* BEGIN DATASET *
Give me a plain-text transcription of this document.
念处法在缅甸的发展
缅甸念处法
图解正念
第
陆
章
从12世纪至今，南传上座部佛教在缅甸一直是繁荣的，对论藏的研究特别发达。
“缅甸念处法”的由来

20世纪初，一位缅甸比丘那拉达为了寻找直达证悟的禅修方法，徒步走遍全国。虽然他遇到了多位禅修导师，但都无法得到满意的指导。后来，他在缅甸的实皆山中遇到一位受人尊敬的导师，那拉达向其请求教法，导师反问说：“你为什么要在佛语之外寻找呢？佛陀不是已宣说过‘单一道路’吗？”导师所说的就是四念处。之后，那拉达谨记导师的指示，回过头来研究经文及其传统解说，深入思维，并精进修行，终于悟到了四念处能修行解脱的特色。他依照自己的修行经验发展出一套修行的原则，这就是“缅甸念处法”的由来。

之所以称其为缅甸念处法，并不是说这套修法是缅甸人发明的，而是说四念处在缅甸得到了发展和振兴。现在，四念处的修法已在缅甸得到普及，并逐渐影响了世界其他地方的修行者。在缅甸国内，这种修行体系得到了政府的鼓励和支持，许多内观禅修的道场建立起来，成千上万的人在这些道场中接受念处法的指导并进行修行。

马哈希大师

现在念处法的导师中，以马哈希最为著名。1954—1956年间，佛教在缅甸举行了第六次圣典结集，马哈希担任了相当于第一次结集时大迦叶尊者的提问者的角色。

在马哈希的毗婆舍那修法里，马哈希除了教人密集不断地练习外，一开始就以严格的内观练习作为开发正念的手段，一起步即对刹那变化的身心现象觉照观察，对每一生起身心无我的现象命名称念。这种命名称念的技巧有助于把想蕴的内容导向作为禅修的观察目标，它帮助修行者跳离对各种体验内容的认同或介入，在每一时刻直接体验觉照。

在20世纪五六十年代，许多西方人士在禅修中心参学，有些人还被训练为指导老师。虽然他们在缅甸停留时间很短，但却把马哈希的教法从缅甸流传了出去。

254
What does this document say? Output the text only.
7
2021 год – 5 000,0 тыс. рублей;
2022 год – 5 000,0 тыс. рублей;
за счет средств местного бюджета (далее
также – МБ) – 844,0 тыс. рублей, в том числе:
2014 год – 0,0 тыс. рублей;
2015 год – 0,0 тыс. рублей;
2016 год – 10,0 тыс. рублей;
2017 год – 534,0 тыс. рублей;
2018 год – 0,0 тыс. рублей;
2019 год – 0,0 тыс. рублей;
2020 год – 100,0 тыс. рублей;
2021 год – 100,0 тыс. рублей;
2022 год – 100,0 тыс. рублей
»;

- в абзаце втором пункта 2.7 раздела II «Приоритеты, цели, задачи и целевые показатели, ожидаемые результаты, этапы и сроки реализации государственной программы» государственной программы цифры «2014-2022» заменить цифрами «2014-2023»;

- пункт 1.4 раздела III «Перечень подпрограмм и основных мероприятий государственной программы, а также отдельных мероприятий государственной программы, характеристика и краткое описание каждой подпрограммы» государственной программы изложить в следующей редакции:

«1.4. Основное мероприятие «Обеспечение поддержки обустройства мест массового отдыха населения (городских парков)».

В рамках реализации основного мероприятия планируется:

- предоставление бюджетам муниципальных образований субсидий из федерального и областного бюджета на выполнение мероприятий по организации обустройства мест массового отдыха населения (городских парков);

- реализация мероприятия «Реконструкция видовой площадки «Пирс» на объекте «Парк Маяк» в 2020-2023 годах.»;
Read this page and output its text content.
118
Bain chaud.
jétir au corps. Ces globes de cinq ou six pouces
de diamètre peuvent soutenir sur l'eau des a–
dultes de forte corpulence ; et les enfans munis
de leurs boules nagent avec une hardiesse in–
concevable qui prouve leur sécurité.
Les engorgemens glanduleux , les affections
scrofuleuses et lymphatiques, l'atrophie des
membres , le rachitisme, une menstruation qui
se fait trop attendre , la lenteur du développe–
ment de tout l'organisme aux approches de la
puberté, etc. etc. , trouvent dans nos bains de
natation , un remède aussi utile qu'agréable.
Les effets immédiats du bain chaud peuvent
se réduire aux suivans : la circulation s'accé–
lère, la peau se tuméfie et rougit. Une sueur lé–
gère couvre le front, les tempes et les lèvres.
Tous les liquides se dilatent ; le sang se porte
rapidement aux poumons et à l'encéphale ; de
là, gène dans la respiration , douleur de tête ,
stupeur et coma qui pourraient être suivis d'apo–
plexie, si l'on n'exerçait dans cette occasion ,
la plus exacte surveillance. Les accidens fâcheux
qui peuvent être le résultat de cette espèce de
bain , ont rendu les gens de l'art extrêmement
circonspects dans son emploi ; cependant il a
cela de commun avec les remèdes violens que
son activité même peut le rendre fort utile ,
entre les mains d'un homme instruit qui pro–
* END DATASET *
**WHAT TO DO**
Find every line in the records above that contains the word "avec", and copy each one.

**SOLUTION TO THIS EXERCISE**
de leurs boules nagent avec une hardiesse in–
cela de commun avec les remèdes violens que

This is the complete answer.